** BEGIN **

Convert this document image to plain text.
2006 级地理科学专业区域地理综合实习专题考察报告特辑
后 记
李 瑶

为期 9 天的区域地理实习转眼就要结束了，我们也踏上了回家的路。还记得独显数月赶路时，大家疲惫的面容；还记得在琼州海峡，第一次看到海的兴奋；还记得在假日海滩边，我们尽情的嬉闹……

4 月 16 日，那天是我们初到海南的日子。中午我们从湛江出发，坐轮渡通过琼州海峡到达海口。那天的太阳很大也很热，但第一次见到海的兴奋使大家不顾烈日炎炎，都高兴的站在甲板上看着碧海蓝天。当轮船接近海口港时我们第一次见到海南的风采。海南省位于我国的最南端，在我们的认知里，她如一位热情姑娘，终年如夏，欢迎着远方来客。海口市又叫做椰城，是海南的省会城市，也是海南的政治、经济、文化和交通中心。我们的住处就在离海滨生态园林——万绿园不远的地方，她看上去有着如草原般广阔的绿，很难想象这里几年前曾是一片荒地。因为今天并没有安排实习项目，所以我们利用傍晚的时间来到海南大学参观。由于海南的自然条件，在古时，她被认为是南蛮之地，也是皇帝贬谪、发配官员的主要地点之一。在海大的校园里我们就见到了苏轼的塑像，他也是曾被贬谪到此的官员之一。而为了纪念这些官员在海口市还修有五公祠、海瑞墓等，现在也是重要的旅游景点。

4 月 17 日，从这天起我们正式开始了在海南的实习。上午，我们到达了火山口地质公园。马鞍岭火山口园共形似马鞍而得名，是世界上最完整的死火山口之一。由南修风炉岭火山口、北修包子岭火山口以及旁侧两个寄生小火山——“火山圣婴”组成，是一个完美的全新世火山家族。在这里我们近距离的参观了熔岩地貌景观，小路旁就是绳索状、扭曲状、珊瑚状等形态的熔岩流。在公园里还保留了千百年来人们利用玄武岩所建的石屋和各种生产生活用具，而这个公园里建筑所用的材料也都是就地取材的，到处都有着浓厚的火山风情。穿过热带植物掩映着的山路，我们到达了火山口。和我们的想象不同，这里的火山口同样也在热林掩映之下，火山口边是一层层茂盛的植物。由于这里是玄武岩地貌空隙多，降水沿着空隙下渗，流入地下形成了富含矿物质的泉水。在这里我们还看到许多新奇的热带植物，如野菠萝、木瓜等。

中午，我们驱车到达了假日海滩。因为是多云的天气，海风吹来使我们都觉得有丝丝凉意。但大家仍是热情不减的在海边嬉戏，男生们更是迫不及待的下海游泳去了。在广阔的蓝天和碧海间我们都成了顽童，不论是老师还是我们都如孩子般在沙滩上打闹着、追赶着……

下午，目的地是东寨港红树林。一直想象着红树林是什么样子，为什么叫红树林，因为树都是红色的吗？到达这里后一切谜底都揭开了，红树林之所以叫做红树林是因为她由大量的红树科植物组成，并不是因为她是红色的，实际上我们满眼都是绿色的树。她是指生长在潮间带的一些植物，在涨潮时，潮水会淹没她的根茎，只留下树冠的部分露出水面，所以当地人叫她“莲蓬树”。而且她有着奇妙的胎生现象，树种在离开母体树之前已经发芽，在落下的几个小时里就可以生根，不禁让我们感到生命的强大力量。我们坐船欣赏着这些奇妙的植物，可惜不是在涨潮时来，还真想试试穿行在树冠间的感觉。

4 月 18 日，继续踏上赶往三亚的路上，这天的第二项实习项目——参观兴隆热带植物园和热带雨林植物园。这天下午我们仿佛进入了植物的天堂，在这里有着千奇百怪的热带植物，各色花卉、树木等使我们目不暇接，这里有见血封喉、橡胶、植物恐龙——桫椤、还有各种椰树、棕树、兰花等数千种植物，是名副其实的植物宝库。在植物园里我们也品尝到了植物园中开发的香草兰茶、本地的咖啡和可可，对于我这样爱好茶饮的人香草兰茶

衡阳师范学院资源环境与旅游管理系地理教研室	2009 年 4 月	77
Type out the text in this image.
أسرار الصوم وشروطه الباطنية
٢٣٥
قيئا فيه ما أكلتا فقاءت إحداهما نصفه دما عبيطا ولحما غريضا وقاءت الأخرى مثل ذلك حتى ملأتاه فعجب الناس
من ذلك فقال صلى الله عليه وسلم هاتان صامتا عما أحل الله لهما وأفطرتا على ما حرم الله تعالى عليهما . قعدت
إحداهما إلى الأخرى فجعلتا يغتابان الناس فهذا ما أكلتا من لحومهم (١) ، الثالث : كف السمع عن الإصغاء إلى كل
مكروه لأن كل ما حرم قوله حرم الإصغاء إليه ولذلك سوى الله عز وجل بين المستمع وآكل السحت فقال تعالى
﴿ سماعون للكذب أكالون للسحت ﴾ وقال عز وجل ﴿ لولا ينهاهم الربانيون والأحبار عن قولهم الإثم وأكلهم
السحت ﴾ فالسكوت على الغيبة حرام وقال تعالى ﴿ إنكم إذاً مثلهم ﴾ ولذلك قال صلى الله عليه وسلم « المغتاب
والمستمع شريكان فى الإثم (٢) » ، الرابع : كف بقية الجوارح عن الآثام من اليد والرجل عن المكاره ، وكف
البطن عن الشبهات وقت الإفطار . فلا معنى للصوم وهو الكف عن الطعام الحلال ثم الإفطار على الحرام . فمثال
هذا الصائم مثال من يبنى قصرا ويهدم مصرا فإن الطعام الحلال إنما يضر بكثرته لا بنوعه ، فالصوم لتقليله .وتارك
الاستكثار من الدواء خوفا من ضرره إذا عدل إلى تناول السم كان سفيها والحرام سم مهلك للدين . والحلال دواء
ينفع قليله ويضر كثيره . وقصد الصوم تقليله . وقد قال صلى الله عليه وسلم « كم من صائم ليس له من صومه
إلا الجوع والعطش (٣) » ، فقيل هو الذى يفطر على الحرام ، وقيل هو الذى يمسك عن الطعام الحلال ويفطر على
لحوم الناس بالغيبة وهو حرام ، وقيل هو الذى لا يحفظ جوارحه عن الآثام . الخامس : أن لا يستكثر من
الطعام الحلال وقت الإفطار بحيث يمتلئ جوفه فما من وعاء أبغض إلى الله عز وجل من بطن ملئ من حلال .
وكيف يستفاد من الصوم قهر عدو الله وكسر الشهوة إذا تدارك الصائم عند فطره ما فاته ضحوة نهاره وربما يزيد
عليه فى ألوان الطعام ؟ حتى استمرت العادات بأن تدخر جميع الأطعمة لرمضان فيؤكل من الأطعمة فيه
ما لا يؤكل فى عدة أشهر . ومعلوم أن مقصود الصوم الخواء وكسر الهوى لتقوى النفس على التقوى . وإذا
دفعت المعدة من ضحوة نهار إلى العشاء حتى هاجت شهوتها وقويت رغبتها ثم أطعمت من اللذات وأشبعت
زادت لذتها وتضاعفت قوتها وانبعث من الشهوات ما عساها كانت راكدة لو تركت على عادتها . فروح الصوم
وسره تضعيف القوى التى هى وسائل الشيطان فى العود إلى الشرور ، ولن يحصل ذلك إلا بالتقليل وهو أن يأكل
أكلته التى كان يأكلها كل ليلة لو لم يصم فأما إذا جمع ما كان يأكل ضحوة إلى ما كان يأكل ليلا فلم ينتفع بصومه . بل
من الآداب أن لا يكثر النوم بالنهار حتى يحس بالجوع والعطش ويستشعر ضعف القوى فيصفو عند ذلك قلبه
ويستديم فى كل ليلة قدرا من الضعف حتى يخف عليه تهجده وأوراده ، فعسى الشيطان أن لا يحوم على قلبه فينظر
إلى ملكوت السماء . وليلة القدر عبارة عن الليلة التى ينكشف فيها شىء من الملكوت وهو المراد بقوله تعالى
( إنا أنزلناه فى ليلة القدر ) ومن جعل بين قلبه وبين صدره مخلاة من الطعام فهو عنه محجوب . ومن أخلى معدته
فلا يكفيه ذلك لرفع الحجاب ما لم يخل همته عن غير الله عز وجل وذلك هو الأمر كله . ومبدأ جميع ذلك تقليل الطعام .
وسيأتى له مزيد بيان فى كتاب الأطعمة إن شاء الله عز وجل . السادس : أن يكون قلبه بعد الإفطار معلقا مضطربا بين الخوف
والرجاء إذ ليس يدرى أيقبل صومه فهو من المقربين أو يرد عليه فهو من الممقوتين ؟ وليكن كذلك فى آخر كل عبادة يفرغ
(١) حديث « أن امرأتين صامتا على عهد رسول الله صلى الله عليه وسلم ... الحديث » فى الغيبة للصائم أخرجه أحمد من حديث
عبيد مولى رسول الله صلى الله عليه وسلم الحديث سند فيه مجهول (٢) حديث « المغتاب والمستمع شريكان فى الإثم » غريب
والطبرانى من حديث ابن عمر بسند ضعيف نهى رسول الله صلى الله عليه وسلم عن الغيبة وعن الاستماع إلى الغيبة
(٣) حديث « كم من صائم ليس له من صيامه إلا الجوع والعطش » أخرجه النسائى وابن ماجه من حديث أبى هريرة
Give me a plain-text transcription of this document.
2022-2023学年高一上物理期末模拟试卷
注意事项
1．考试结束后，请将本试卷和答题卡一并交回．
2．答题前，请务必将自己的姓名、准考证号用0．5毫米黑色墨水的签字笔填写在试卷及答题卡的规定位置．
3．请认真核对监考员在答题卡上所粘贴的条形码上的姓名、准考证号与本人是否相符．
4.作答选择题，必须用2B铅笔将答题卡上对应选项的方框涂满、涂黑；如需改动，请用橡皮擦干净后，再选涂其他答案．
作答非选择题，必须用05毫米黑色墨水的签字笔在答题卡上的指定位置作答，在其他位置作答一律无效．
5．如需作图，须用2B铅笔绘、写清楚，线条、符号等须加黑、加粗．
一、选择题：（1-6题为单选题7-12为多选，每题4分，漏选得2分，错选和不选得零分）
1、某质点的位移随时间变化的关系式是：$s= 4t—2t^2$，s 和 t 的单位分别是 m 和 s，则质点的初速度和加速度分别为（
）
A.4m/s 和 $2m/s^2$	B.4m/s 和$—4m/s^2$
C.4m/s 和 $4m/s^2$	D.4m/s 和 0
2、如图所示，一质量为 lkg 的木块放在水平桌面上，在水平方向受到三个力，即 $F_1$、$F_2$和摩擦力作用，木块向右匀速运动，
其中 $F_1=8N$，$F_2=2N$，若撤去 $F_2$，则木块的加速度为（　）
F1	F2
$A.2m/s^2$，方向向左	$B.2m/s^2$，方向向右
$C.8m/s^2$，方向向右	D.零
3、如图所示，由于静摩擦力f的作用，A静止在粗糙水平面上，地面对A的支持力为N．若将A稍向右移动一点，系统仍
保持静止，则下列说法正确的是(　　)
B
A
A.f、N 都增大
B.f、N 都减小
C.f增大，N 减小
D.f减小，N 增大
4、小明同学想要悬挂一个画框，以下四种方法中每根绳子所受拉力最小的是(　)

** END **

Copy exactly, word for word, the line with "Give me a plain-text" through the final line of the listing.

- SOLUTION BELOW
Give me a plain-text transcription of this document.
2022-2023学年高一上物理期末模拟试卷
注意事项
1．考试结束后，请将本试卷和答题卡一并交回．
2．答题前，请务必将自己的姓名、准考证号用0．5毫米黑色墨水的签字笔填写在试卷及答题卡的规定位置．
3．请认真核对监考员在答题卡上所粘贴的条形码上的姓名、准考证号与本人是否相符．
4.作答选择题，必须用2B铅笔将答题卡上对应选项的方框涂满、涂黑；如需改动，请用橡皮擦干净后，再选涂其他答案．
作答非选择题，必须用05毫米黑色墨水的签字笔在答题卡上的指定位置作答，在其他位置作答一律无效．
5．如需作图，须用2B铅笔绘、写清楚，线条、符号等须加黑、加粗．
一、选择题：（1-6题为单选题7-12为多选，每题4分，漏选得2分，错选和不选得零分）
1、某质点的位移随时间变化的关系式是：$s= 4t—2t^2$，s 和 t 的单位分别是 m 和 s，则质点的初速度和加速度分别为（
）
A.4m/s 和 $2m/s^2$	B.4m/s 和$—4m/s^2$
C.4m/s 和 $4m/s^2$	D.4m/s 和 0
2、如图所示，一质量为 lkg 的木块放在水平桌面上，在水平方向受到三个力，即 $F_1$、$F_2$和摩擦力作用，木块向右匀速运动，
其中 $F_1=8N$，$F_2=2N$，若撤去 $F_2$，则木块的加速度为（　）
F1	F2
$A.2m/s^2$，方向向左	$B.2m/s^2$，方向向右
$C.8m/s^2$，方向向右	D.零
3、如图所示，由于静摩擦力f的作用，A静止在粗糙水平面上，地面对A的支持力为N．若将A稍向右移动一点，系统仍
保持静止，则下列说法正确的是(　　)
B
A
A.f、N 都增大
B.f、N 都减小
C.f增大，N 减小
D.f减小，N 增大
4、小明同学想要悬挂一个画框，以下四种方法中每根绳子所受拉力最小的是(　)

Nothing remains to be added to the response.